> Problem statement
Track down every line below that holds "this" and copy it.

> Given records
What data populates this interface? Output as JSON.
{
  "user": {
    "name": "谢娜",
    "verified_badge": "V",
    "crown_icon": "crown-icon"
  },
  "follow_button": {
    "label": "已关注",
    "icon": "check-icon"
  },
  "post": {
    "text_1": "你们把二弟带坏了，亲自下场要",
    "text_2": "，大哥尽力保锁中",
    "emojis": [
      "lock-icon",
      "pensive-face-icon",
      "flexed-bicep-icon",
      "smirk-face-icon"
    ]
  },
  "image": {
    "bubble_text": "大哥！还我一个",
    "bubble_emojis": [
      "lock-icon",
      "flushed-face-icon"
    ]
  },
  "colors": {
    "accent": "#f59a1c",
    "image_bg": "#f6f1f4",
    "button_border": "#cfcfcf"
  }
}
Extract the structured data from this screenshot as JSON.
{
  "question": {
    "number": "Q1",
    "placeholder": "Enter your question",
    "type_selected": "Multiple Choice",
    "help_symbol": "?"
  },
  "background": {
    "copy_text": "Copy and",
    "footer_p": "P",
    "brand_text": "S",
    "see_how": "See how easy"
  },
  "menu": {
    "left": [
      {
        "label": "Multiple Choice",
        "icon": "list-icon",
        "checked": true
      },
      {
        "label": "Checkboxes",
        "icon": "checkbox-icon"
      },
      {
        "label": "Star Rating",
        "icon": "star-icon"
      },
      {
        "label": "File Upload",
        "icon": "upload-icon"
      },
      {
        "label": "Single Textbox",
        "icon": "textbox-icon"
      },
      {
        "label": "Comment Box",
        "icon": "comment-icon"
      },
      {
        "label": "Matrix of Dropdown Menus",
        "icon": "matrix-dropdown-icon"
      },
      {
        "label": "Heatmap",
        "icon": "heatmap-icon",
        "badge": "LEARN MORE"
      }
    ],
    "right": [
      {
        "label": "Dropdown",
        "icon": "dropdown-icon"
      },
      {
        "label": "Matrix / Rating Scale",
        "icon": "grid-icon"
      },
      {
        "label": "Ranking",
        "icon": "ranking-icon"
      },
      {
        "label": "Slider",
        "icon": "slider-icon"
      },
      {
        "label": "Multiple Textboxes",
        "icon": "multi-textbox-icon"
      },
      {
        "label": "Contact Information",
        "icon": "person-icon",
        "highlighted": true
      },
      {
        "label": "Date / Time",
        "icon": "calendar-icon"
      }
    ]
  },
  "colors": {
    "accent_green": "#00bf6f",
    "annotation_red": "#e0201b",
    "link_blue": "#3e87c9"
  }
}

> Exercise response
What data populates this interface? Output as JSON.
Extract the structured data from this screenshot as JSON.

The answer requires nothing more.